> Short problem
Count how many lines of the material hold "color". Respond with that number alone.

> Provided records
------------------------------------------------------------------------
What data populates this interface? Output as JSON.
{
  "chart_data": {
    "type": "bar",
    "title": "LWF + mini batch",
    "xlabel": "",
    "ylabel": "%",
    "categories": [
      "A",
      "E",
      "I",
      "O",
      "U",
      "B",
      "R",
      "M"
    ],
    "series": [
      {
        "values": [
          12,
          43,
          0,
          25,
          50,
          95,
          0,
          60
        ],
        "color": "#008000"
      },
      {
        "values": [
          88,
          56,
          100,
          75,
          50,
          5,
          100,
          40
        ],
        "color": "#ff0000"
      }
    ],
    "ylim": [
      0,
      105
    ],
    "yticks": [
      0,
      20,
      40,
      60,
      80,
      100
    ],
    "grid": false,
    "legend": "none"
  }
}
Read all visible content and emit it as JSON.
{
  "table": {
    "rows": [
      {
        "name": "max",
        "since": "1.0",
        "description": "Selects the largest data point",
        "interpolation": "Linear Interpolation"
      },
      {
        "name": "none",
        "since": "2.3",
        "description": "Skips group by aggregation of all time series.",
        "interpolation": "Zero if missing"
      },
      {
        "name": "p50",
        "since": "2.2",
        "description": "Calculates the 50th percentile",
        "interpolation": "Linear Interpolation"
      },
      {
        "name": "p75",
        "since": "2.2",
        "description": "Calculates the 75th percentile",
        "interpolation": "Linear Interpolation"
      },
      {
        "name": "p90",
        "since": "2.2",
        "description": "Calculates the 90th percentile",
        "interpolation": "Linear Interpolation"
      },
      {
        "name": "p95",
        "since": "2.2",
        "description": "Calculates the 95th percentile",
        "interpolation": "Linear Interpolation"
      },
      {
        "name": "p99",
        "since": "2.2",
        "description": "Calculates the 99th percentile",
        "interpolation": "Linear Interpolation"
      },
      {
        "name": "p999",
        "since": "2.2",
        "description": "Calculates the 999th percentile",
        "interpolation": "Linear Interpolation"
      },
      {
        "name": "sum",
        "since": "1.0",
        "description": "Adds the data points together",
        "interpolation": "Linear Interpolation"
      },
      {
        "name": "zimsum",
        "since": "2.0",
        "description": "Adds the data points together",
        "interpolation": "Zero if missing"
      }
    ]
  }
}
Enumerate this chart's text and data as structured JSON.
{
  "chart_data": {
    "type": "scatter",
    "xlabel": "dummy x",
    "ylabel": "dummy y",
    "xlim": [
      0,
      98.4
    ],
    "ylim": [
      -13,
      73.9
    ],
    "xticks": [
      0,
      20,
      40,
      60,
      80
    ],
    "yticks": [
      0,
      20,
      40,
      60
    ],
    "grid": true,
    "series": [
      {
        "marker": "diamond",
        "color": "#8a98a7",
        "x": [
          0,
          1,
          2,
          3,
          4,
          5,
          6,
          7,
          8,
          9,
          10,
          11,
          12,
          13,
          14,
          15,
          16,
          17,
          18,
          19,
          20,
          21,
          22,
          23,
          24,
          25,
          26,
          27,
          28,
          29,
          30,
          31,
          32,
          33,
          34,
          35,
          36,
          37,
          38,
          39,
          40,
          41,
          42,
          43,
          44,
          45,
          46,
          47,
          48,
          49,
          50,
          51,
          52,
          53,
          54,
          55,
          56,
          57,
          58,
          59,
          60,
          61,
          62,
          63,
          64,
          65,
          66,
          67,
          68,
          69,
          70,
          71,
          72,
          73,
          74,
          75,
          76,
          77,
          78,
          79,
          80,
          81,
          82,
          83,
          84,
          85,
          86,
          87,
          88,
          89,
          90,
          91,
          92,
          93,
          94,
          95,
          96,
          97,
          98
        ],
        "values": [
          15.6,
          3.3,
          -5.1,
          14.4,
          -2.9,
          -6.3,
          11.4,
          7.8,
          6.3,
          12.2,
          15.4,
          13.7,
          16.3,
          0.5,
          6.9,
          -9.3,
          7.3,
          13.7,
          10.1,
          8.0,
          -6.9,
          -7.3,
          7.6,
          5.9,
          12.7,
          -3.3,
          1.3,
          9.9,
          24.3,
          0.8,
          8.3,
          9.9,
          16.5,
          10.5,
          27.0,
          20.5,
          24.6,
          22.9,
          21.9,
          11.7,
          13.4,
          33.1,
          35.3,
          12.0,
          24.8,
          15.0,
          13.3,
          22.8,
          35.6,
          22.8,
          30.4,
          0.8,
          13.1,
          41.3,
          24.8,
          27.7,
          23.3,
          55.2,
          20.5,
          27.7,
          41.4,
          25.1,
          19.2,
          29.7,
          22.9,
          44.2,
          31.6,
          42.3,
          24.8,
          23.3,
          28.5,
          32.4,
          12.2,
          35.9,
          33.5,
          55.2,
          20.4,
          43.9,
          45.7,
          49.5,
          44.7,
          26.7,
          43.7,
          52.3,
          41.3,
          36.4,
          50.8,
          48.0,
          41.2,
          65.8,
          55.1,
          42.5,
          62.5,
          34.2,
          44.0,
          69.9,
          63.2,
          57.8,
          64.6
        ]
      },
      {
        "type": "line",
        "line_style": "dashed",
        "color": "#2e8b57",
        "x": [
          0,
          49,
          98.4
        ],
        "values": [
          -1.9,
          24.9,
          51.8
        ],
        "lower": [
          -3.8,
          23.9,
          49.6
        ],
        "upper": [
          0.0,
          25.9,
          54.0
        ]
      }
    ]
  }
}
------------------------------------------------------------------------
> Result of the exercise
4